== WHAT YOU HAVE TO DO ==
Note each line where "puesto" appears, and copy it.

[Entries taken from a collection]
--*--

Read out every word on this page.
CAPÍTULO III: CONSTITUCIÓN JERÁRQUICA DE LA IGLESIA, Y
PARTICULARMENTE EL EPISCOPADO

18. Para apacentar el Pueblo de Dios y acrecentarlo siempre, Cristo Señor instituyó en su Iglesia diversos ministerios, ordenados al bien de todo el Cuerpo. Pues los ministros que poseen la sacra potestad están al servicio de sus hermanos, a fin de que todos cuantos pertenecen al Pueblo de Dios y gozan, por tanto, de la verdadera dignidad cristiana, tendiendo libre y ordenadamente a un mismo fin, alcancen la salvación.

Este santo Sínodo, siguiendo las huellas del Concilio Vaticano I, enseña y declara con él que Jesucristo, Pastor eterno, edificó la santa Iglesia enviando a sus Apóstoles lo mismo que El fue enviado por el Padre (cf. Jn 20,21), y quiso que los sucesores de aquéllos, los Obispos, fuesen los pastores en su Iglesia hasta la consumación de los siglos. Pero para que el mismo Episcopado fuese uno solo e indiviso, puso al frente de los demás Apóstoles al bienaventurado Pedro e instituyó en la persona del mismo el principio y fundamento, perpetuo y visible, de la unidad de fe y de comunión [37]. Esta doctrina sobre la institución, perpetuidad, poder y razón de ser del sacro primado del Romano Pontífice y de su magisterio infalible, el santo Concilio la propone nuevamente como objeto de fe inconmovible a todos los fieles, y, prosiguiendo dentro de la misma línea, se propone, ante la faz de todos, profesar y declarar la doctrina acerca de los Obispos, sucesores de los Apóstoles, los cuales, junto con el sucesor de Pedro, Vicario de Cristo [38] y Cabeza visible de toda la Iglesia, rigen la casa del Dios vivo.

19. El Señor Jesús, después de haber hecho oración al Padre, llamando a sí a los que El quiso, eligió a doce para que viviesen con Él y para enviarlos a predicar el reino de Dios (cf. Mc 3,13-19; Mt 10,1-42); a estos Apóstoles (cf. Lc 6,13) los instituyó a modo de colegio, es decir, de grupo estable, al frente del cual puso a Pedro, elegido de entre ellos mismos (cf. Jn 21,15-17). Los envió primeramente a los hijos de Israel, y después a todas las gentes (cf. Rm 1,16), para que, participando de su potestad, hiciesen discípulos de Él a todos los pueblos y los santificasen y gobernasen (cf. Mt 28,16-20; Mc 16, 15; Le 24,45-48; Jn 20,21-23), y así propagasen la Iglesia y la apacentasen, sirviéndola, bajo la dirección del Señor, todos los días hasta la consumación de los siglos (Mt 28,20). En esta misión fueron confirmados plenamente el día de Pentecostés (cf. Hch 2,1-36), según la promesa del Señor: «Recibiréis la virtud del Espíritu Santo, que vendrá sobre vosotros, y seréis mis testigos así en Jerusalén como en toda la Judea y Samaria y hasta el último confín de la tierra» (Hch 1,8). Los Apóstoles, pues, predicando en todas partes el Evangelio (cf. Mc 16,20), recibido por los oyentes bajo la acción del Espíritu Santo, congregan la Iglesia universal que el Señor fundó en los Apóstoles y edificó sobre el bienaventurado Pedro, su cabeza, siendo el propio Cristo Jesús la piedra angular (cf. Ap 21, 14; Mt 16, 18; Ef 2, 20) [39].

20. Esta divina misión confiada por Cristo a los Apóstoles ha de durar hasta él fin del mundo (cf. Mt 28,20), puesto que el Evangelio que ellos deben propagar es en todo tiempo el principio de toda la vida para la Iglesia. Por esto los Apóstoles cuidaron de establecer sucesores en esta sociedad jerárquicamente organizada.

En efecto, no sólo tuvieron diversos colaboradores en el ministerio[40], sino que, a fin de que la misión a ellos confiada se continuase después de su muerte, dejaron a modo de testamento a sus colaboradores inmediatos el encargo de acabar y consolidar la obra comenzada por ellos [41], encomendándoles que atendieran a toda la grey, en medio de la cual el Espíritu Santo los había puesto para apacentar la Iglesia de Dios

--*--

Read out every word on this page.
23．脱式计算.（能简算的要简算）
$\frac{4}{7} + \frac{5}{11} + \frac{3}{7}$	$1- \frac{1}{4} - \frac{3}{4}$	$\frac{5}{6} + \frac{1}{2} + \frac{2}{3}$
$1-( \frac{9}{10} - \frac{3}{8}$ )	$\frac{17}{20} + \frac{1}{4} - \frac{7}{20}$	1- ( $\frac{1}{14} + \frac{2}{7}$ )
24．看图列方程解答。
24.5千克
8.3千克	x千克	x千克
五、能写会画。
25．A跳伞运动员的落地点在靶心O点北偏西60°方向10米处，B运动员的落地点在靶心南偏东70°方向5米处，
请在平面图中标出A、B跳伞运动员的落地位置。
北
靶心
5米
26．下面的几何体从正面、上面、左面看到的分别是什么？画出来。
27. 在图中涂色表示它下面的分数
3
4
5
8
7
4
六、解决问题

--*--

== RESPONSE ==
20. Esta divina misión confiada por Cristo a los Apóstoles ha de durar hasta él fin del mundo (cf. Mt 28,20), puesto que el Evangelio que ellos deben propagar es en todo tiempo el principio de toda la vida para la Iglesia. Por esto los Apóstoles cuidaron de establecer sucesores en esta sociedad jerárquicamente organizada.
En efecto, no sólo tuvieron diversos colaboradores en el ministerio[40], sino que, a fin de que la misión a ellos confiada se continuase después de su muerte, dejaron a modo de testamento a sus colaboradores inmediatos el encargo de acabar y consolidar la obra comenzada por ellos [41], encomendándoles que atendieran a toda la grey, en medio de la cual el Espíritu Santo los había puesto para apacentar la Iglesia de Dios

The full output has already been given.